▶ [Work to complete]:
Scan the material below for the string "только", and copy every line where it shows up.
— Start —
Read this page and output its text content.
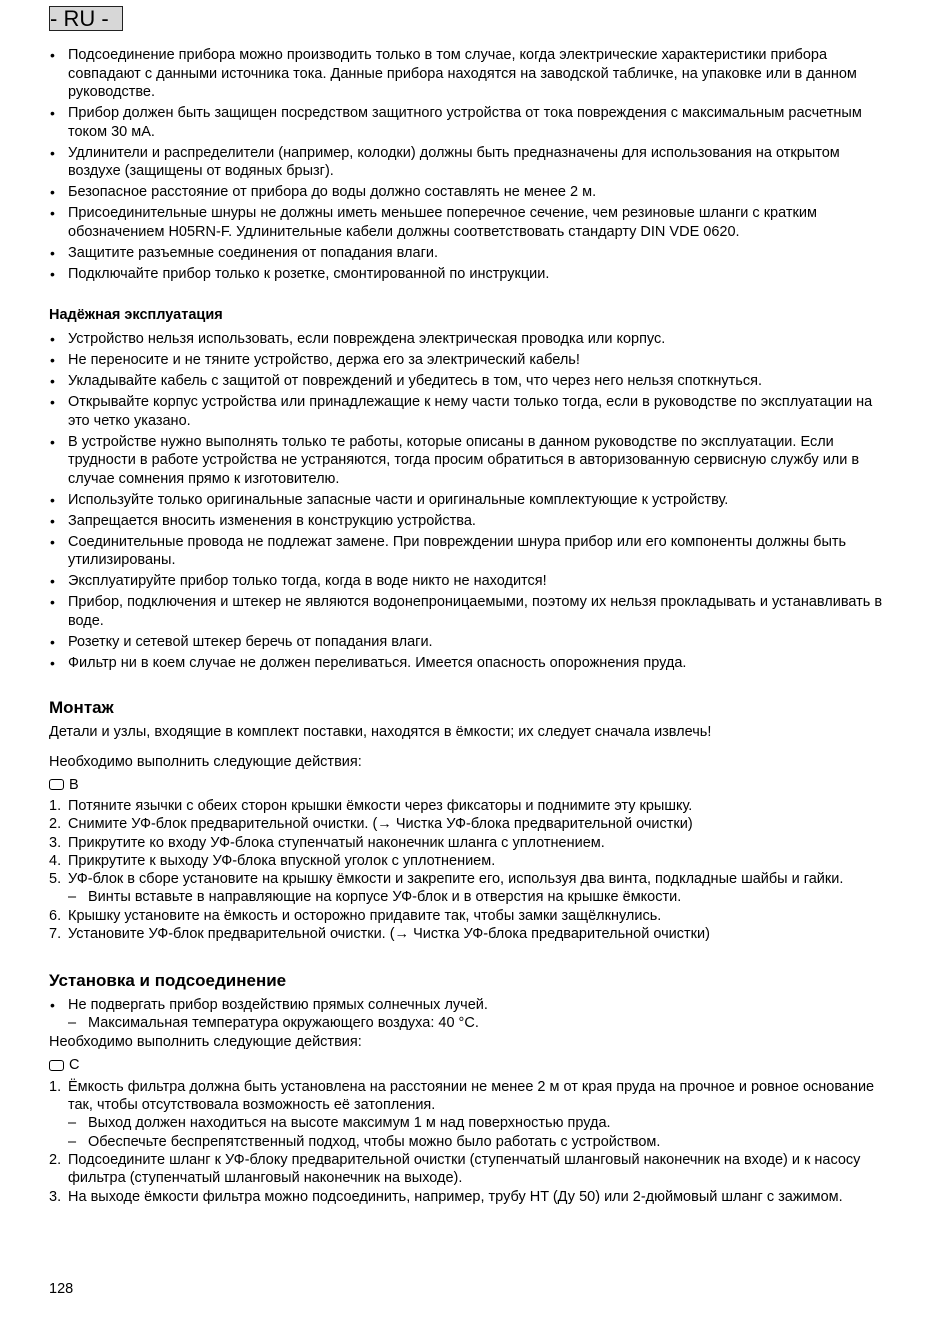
- RU -
• Подсоединение прибора можно производить только в том случае, когда электрические характеристики прибора совпадают с данными источника тока. Данные прибора находятся на заводской табличке, на упаковке или в данном руководстве.
• Прибор должен быть защищен посредством защитного устройства от тока повреждения с максимальным расчетным током 30 мА.
• Удлинители и распределители (например, колодки) должны быть предназначены для использования на открытом воздухе (защищены от водяных брызг).
• Безопасное расстояние от прибора до воды должно составлять не менее 2 м.
• Присоединительные шнуры не должны иметь меньшее поперечное сечение, чем резиновые шланги с кратким обозначением H05RN-F. Удлинительные кабели должны соответствовать стандарту DIN VDE 0620.
• Защитите разъемные соединения от попадания влаги.
• Подключайте прибор только к розетке, смонтированной по инструкции.
Надёжная эксплуатация
• Устройство нельзя использовать, если повреждена электрическая проводка или корпус.
• Не переносите и не тяните устройство, держа его за электрический кабель!
• Укладывайте кабель с защитой от повреждений и убедитесь в том, что через него нельзя споткнуться.
• Открывайте корпус устройства или принадлежащие к нему части только тогда, если в руководстве по эксплуатации на это четко указано.
• В устройстве нужно выполнять только те работы, которые описаны в данном руководстве по эксплуатации. Если трудности в работе устройства не устраняются, тогда просим обратиться в авторизованную сервисную службу или в случае сомнения прямо к изготовителю.
• Используйте только оригинальные запасные части и оригинальные комплектующие к устройству.
• Запрещается вносить изменения в конструкцию устройства.
• Соединительные провода не подлежат замене. При повреждении шнура прибор или его компоненты должны быть утилизированы.
• Эксплуатируйте прибор только тогда, когда в воде никто не находится!
• Прибор, подключения и штекер не являются водонепроницаемыми, поэтому их нельзя прокладывать и устанавливать в воде.
• Розетку и сетевой штекер беречь от попадания влаги.
• Фильтр ни в коем случае не должен переливаться. Имеется опасность опорожнения пруда.
Монтаж

Детали и узлы, входящие в комплект поставки, находятся в ёмкости; их следует сначала извлечь!

Необходимо выполнить следующие действия:

B
1. Потяните язычки с обеих сторон крышки ёмкости через фиксаторы и поднимите эту крышку.
2. Снимите УФ-блок предварительной очистки. (→ Чистка УФ-блока предварительной очистки)
3. Прикрутите ко входу УФ-блока ступенчатый наконечник шланга с уплотнением.
4. Прикрутите к выходу УФ-блока впускной уголок с уплотнением.
5. УФ-блок в сборе установите на крышку ёмкости и закрепите его, используя два винта, подкладные шайбы и гайки.
– Винты вставьте в направляющие на корпусе УФ-блок и в отверстия на крышке ёмкости.
6. Крышку установите на ёмкость и осторожно придавите так, чтобы замки защёлкнулись.
7. Установите УФ-блок предварительной очистки. (→ Чистка УФ-блока предварительной очистки)
Установка и подсоединение
• Не подвергать прибор воздействию прямых солнечных лучей.
– Максимальная температура окружающего воздуха: 40 °C.

Необходимо выполнить следующие действия:

C
1. Ёмкость фильтра должна быть установлена на расстоянии не менее 2 м от края пруда на прочное и ровное основание так, чтобы отсутствовала возможность её затопления.
– Выход должен находиться на высоте максимум 1 м над поверхностью пруда.
– Обеспечьте беспрепятственный подход, чтобы можно было работать с устройством.
2. Подсоедините шланг к УФ-блоку предварительной очистки (ступенчатый шланговый наконечник на входе) и к насосу фильтра (ступенчатый шланговый наконечник на выходе).
3. На выходе ёмкости фильтра можно подсоединить, например, трубу HT (Ду 50) или 2-дюймовый шланг с зажимом.
128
— End —
▶ [Output below]:
• Подсоединение прибора можно производить только в том случае, когда электрические характеристики прибора совпадают с данными источника тока. Данные прибора находятся на заводской табличке, на упаковке или в данном руководстве.
• Подключайте прибор только к розетке, смонтированной по инструкции.
• Открывайте корпус устройства или принадлежащие к нему части только тогда, если в руководстве по эксплуатации на это четко указано.
• В устройстве нужно выполнять только те работы, которые описаны в данном руководстве по эксплуатации. Если трудности в работе устройства не устраняются, тогда просим обратиться в авторизованную сервисную службу или в случае сомнения прямо к изготовителю.
• Используйте только оригинальные запасные части и оригинальные комплектующие к устройству.
• Эксплуатируйте прибор только тогда, когда в воде никто не находится!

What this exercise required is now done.